• Instructions to follow:
Only the pictures are left out: repeat the rest of the entries exactly.
═══ Record list
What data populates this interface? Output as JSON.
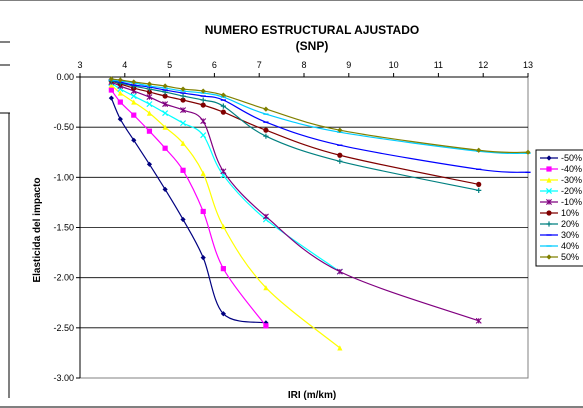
{
  "chart_data": {
    "type": "line",
    "title": "NUMERO ESTRUCTURAL AJUSTADO",
    "subtitle": "(SNP)",
    "xlabel": "IRI (m/km)",
    "ylabel": "Elasticida del impacto",
    "xlim": [
      3,
      13
    ],
    "ylim": [
      -3.0,
      0.0
    ],
    "x_ticks": [
      "3",
      "4",
      "5",
      "6",
      "7",
      "8",
      "9",
      "10",
      "11",
      "12",
      "13"
    ],
    "y_ticks": [
      "0.00",
      "-0.50",
      "-1.00",
      "-1.50",
      "-2.00",
      "-2.50",
      "-3.00"
    ],
    "x_axis_position": "top",
    "grid": "horizontal",
    "legend_position": "right",
    "series": [
      {
        "name": "-50%",
        "color": "#000080",
        "marker": "diamond",
        "points": [
          [
            3.7,
            -0.21
          ],
          [
            3.9,
            -0.42
          ],
          [
            4.2,
            -0.63
          ],
          [
            4.55,
            -0.87
          ],
          [
            4.9,
            -1.12
          ],
          [
            5.3,
            -1.42
          ],
          [
            5.75,
            -1.8
          ],
          [
            6.2,
            -2.36
          ],
          [
            7.15,
            -2.45
          ]
        ]
      },
      {
        "name": "-40%",
        "color": "#ff00ff",
        "marker": "square",
        "points": [
          [
            3.7,
            -0.13
          ],
          [
            3.9,
            -0.25
          ],
          [
            4.2,
            -0.38
          ],
          [
            4.55,
            -0.54
          ],
          [
            4.9,
            -0.71
          ],
          [
            5.3,
            -0.93
          ],
          [
            5.75,
            -1.34
          ],
          [
            6.2,
            -1.91
          ],
          [
            7.15,
            -2.48
          ]
        ]
      },
      {
        "name": "-30%",
        "color": "#ffff00",
        "marker": "triangle",
        "points": [
          [
            3.7,
            -0.08
          ],
          [
            3.9,
            -0.16
          ],
          [
            4.2,
            -0.25
          ],
          [
            4.55,
            -0.36
          ],
          [
            4.9,
            -0.5
          ],
          [
            5.3,
            -0.66
          ],
          [
            5.75,
            -0.96
          ],
          [
            6.2,
            -1.49
          ],
          [
            7.15,
            -2.1
          ],
          [
            8.8,
            -2.7
          ]
        ]
      },
      {
        "name": "-20%",
        "color": "#00ffff",
        "marker": "x",
        "points": [
          [
            3.7,
            -0.06
          ],
          [
            3.9,
            -0.12
          ],
          [
            4.2,
            -0.19
          ],
          [
            4.55,
            -0.27
          ],
          [
            4.9,
            -0.36
          ],
          [
            5.3,
            -0.46
          ],
          [
            5.75,
            -0.58
          ],
          [
            6.2,
            -0.98
          ],
          [
            7.15,
            -1.42
          ],
          [
            8.8,
            -1.94
          ]
        ]
      },
      {
        "name": "-10%",
        "color": "#800080",
        "marker": "star",
        "points": [
          [
            3.7,
            -0.05
          ],
          [
            3.9,
            -0.09
          ],
          [
            4.2,
            -0.14
          ],
          [
            4.55,
            -0.2
          ],
          [
            4.9,
            -0.27
          ],
          [
            5.3,
            -0.33
          ],
          [
            5.75,
            -0.44
          ],
          [
            6.2,
            -0.94
          ],
          [
            7.15,
            -1.39
          ],
          [
            8.8,
            -1.94
          ],
          [
            11.9,
            -2.43
          ]
        ]
      },
      {
        "name": "10%",
        "color": "#800000",
        "marker": "circle",
        "points": [
          [
            3.7,
            -0.04
          ],
          [
            3.9,
            -0.07
          ],
          [
            4.2,
            -0.11
          ],
          [
            4.55,
            -0.15
          ],
          [
            4.9,
            -0.19
          ],
          [
            5.3,
            -0.23
          ],
          [
            5.75,
            -0.28
          ],
          [
            6.2,
            -0.35
          ],
          [
            7.15,
            -0.53
          ],
          [
            8.8,
            -0.78
          ],
          [
            11.9,
            -1.07
          ]
        ]
      },
      {
        "name": "20%",
        "color": "#008080",
        "marker": "plus",
        "points": [
          [
            3.7,
            -0.04
          ],
          [
            3.9,
            -0.06
          ],
          [
            4.2,
            -0.09
          ],
          [
            4.55,
            -0.12
          ],
          [
            4.9,
            -0.15
          ],
          [
            5.3,
            -0.19
          ],
          [
            5.75,
            -0.23
          ],
          [
            6.2,
            -0.29
          ],
          [
            7.15,
            -0.59
          ],
          [
            8.8,
            -0.84
          ],
          [
            11.9,
            -1.13
          ]
        ]
      },
      {
        "name": "30%",
        "color": "#0000ff",
        "marker": "dash",
        "points": [
          [
            3.7,
            -0.03
          ],
          [
            3.9,
            -0.05
          ],
          [
            4.2,
            -0.08
          ],
          [
            4.55,
            -0.1
          ],
          [
            4.9,
            -0.13
          ],
          [
            5.3,
            -0.16
          ],
          [
            5.75,
            -0.19
          ],
          [
            6.2,
            -0.23
          ],
          [
            7.15,
            -0.45
          ],
          [
            8.8,
            -0.68
          ],
          [
            11.9,
            -0.92
          ],
          [
            13.0,
            -0.95
          ]
        ]
      },
      {
        "name": "40%",
        "color": "#00ccff",
        "marker": "dash",
        "points": [
          [
            3.7,
            -0.03
          ],
          [
            3.9,
            -0.04
          ],
          [
            4.2,
            -0.06
          ],
          [
            4.55,
            -0.09
          ],
          [
            4.9,
            -0.11
          ],
          [
            5.3,
            -0.14
          ],
          [
            5.75,
            -0.16
          ],
          [
            6.2,
            -0.2
          ],
          [
            7.15,
            -0.37
          ],
          [
            8.8,
            -0.55
          ],
          [
            11.9,
            -0.74
          ],
          [
            13.0,
            -0.76
          ]
        ]
      },
      {
        "name": "50%",
        "color": "#808000",
        "marker": "diamond",
        "points": [
          [
            3.7,
            -0.02
          ],
          [
            3.9,
            -0.03
          ],
          [
            4.2,
            -0.05
          ],
          [
            4.55,
            -0.07
          ],
          [
            4.9,
            -0.09
          ],
          [
            5.3,
            -0.12
          ],
          [
            5.75,
            -0.14
          ],
          [
            6.2,
            -0.18
          ],
          [
            7.15,
            -0.32
          ],
          [
            8.8,
            -0.53
          ],
          [
            11.9,
            -0.73
          ],
          [
            13.0,
            -0.75
          ]
        ]
      }
    ]
  }
}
══════
• Exercise solution:
What data populates this interface? Output as JSON.
{
  "chart_data": {
    "type": "line",
    "title": "NUMERO ESTRUCTURAL AJUSTADO",
    "subtitle": "(SNP)",
    "xlabel": "IRI (m/km)",
    "ylabel": "Elasticida del impacto",
    "xlim": [
      3,
      13
    ],
    "ylim": [
      -3.0,
      0.0
    ],
    "x_ticks": [
      "3",
      "4",
      "5",
      "6",
      "7",
      "8",
      "9",
      "10",
      "11",
      "12",
      "13"
    ],
    "y_ticks": [
      "0.00",
      "-0.50",
      "-1.00",
      "-1.50",
      "-2.00",
      "-2.50",
      "-3.00"
    ],
    "x_axis_position": "top",
    "grid": "horizontal",
    "legend_position": "right",
    "series": [
      {
        "name": "-50%",
        "color": "#000080",
        "marker": "diamond",
        "points": [
          [
            3.7,
            -0.21
          ],
          [
            3.9,
            -0.42
          ],
          [
            4.2,
            -0.63
          ],
          [
            4.55,
            -0.87
          ],
          [
            4.9,
            -1.12
          ],
          [
            5.3,
            -1.42
          ],
          [
            5.75,
            -1.8
          ],
          [
            6.2,
            -2.36
          ],
          [
            7.15,
            -2.45
          ]
        ]
      },
      {
        "name": "-40%",
        "color": "#ff00ff",
        "marker": "square",
        "points": [
          [
            3.7,
            -0.13
          ],
          [
            3.9,
            -0.25
          ],
          [
            4.2,
            -0.38
          ],
          [
            4.55,
            -0.54
          ],
          [
            4.9,
            -0.71
          ],
          [
            5.3,
            -0.93
          ],
          [
            5.75,
            -1.34
          ],
          [
            6.2,
            -1.91
          ],
          [
            7.15,
            -2.48
          ]
        ]
      },
      {
        "name": "-30%",
        "color": "#ffff00",
        "marker": "triangle",
        "points": [
          [
            3.7,
            -0.08
          ],
          [
            3.9,
            -0.16
          ],
          [
            4.2,
            -0.25
          ],
          [
            4.55,
            -0.36
          ],
          [
            4.9,
            -0.5
          ],
          [
            5.3,
            -0.66
          ],
          [
            5.75,
            -0.96
          ],
          [
            6.2,
            -1.49
          ],
          [
            7.15,
            -2.1
          ],
          [
            8.8,
            -2.7
          ]
        ]
      },
      {
        "name": "-20%",
        "color": "#00ffff",
        "marker": "x",
        "points": [
          [
            3.7,
            -0.06
          ],
          [
            3.9,
            -0.12
          ],
          [
            4.2,
            -0.19
          ],
          [
            4.55,
            -0.27
          ],
          [
            4.9,
            -0.36
          ],
          [
            5.3,
            -0.46
          ],
          [
            5.75,
            -0.58
          ],
          [
            6.2,
            -0.98
          ],
          [
            7.15,
            -1.42
          ],
          [
            8.8,
            -1.94
          ]
        ]
      },
      {
        "name": "-10%",
        "color": "#800080",
        "marker": "star",
        "points": [
          [
            3.7,
            -0.05
          ],
          [
            3.9,
            -0.09
          ],
          [
            4.2,
            -0.14
          ],
          [
            4.55,
            -0.2
          ],
          [
            4.9,
            -0.27
          ],
          [
            5.3,
            -0.33
          ],
          [
            5.75,
            -0.44
          ],
          [
            6.2,
            -0.94
          ],
          [
            7.15,
            -1.39
          ],
          [
            8.8,
            -1.94
          ],
          [
            11.9,
            -2.43
          ]
        ]
      },
      {
        "name": "10%",
        "color": "#800000",
        "marker": "circle",
        "points": [
          [
            3.7,
            -0.04
          ],
          [
            3.9,
            -0.07
          ],
          [
            4.2,
            -0.11
          ],
          [
            4.55,
            -0.15
          ],
          [
            4.9,
            -0.19
          ],
          [
            5.3,
            -0.23
          ],
          [
            5.75,
            -0.28
          ],
          [
            6.2,
            -0.35
          ],
          [
            7.15,
            -0.53
          ],
          [
            8.8,
            -0.78
          ],
          [
            11.9,
            -1.07
          ]
        ]
      },
      {
        "name": "20%",
        "color": "#008080",
        "marker": "plus",
        "points": [
          [
            3.7,
            -0.04
          ],
          [
            3.9,
            -0.06
          ],
          [
            4.2,
            -0.09
          ],
          [
            4.55,
            -0.12
          ],
          [
            4.9,
            -0.15
          ],
          [
            5.3,
            -0.19
          ],
          [
            5.75,
            -0.23
          ],
          [
            6.2,
            -0.29
          ],
          [
            7.15,
            -0.59
          ],
          [
            8.8,
            -0.84
          ],
          [
            11.9,
            -1.13
          ]
        ]
      },
      {
        "name": "30%",
        "color": "#0000ff",
        "marker": "dash",
        "points": [
          [
            3.7,
            -0.03
          ],
          [
            3.9,
            -0.05
          ],
          [
            4.2,
            -0.08
          ],
          [
            4.55,
            -0.1
          ],
          [
            4.9,
            -0.13
          ],
          [
            5.3,
            -0.16
          ],
          [
            5.75,
            -0.19
          ],
          [
            6.2,
            -0.23
          ],
          [
            7.15,
            -0.45
          ],
          [
            8.8,
            -0.68
          ],
          [
            11.9,
            -0.92
          ],
          [
            13.0,
            -0.95
          ]
        ]
      },
      {
        "name": "40%",
        "color": "#00ccff",
        "marker": "dash",
        "points": [
          [
            3.7,
            -0.03
          ],
          [
            3.9,
            -0.04
          ],
          [
            4.2,
            -0.06
          ],
          [
            4.55,
            -0.09
          ],
          [
            4.9,
            -0.11
          ],
          [
            5.3,
            -0.14
          ],
          [
            5.75,
            -0.16
          ],
          [
            6.2,
            -0.2
          ],
          [
            7.15,
            -0.37
          ],
          [
            8.8,
            -0.55
          ],
          [
            11.9,
            -0.74
          ],
          [
            13.0,
            -0.76
          ]
        ]
      },
      {
        "name": "50%",
        "color": "#808000",
        "marker": "diamond",
        "points": [
          [
            3.7,
            -0.02
          ],
          [
            3.9,
            -0.03
          ],
          [
            4.2,
            -0.05
          ],
          [
            4.55,
            -0.07
          ],
          [
            4.9,
            -0.09
          ],
          [
            5.3,
            -0.12
          ],
          [
            5.75,
            -0.14
          ],
          [
            6.2,
            -0.18
          ],
          [
            7.15,
            -0.32
          ],
          [
            8.8,
            -0.53
          ],
          [
            11.9,
            -0.73
          ],
          [
            13.0,
            -0.75
          ]
        ]
      }
    ]
  }
}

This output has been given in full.